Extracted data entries
************
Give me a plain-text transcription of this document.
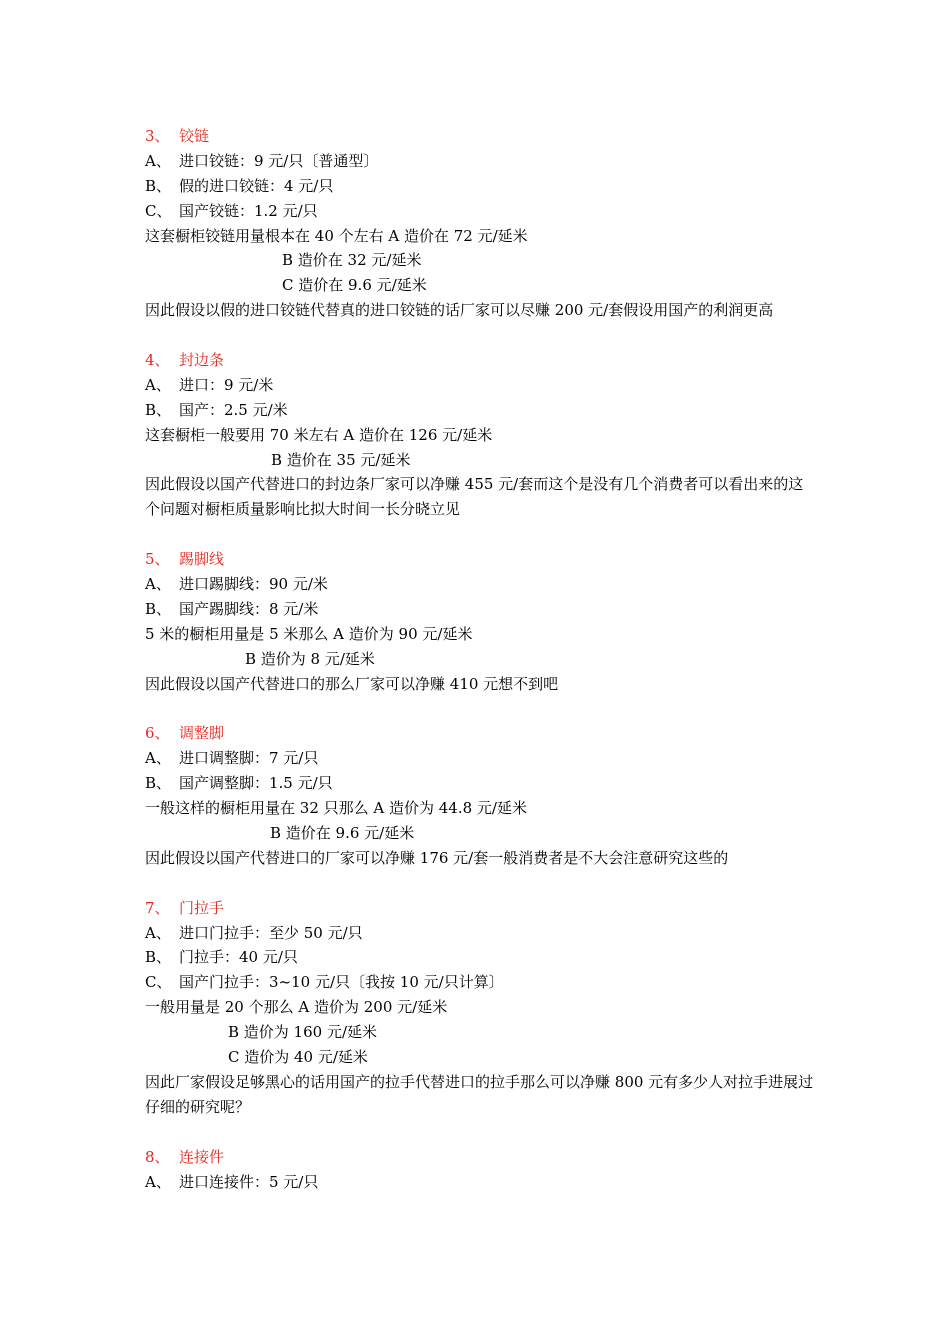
3、 铰链
A、 进口铰链：9 元/只〔普通型〕
B、 假的进口铰链：4 元/只
C、 国产铰链：1.2 元/只
这套橱柜铰链用量根本在 40 个左右 A 造价在 72 元/延米
B 造价在 32 元/延米
C 造价在 9.6 元/延米
因此假设以假的进口铰链代替真的进口铰链的话厂家可以尽赚 200 元/套假设用国产的利润更高
4、 封边条
A、 进口：9 元/米
B、 国产：2.5 元/米
这套橱柜一般要用 70 米左右 A 造价在 126 元/延米
B 造价在 35 元/延米
因此假设以国产代替进口的封边条厂家可以净赚 455 元/套而这个是没有几个消费者可以看出来的这个问题对橱柜质量影响比拟大时间一长分晓立见
5、 踢脚线
A、 进口踢脚线：90 元/米
B、 国产踢脚线：8 元/米
5 米的橱柜用量是 5 米那么 A 造价为 90 元/延米
B 造价为 8 元/延米
因此假设以国产代替进口的那么厂家可以净赚 410 元想不到吧
6、 调整脚
A、 进口调整脚：7 元/只
B、 国产调整脚：1.5 元/只
一般这样的橱柜用量在 32 只那么 A 造价为 44.8 元/延米
B 造价在 9.6 元/延米
因此假设以国产代替进口的厂家可以净赚 176 元/套一般消费者是不大会注意研究这些的
7、 门拉手
A、 进口门拉手：至少 50 元/只
B、 门拉手：40 元/只
C、 国产门拉手：3~10 元/只〔我按 10 元/只计算〕
一般用量是 20 个那么 A 造价为 200 元/延米
B 造价为 160 元/延米
C 造价为 40 元/延米
因此厂家假设足够黑心的话用国产的拉手代替进口的拉手那么可以净赚 800 元有多少人对拉手进展过仔细的研究呢？
8、 连接件
A、 进口连接件：5 元/只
************
Exercise aim: Copy each line of the records precisely and drop any images they hold.

The reply:
Give me a plain-text transcription of this document.
3、 铰链
A、 进口铰链：9 元/只〔普通型〕
B、 假的进口铰链：4 元/只
C、 国产铰链：1.2 元/只
这套橱柜铰链用量根本在 40 个左右 A 造价在 72 元/延米
B 造价在 32 元/延米
C 造价在 9.6 元/延米
因此假设以假的进口铰链代替真的进口铰链的话厂家可以尽赚 200 元/套假设用国产的利润更高
4、 封边条
A、 进口：9 元/米
B、 国产：2.5 元/米
这套橱柜一般要用 70 米左右 A 造价在 126 元/延米
B 造价在 35 元/延米
因此假设以国产代替进口的封边条厂家可以净赚 455 元/套而这个是没有几个消费者可以看出来的这个问题对橱柜质量影响比拟大时间一长分晓立见
5、 踢脚线
A、 进口踢脚线：90 元/米
B、 国产踢脚线：8 元/米
5 米的橱柜用量是 5 米那么 A 造价为 90 元/延米
B 造价为 8 元/延米
因此假设以国产代替进口的那么厂家可以净赚 410 元想不到吧
6、 调整脚
A、 进口调整脚：7 元/只
B、 国产调整脚：1.5 元/只
一般这样的橱柜用量在 32 只那么 A 造价为 44.8 元/延米
B 造价在 9.6 元/延米
因此假设以国产代替进口的厂家可以净赚 176 元/套一般消费者是不大会注意研究这些的
7、 门拉手
A、 进口门拉手：至少 50 元/只
B、 门拉手：40 元/只
C、 国产门拉手：3~10 元/只〔我按 10 元/只计算〕
一般用量是 20 个那么 A 造价为 200 元/延米
B 造价为 160 元/延米
C 造价为 40 元/延米
因此厂家假设足够黑心的话用国产的拉手代替进口的拉手那么可以净赚 800 元有多少人对拉手进展过仔细的研究呢？
8、 连接件
A、 进口连接件：5 元/只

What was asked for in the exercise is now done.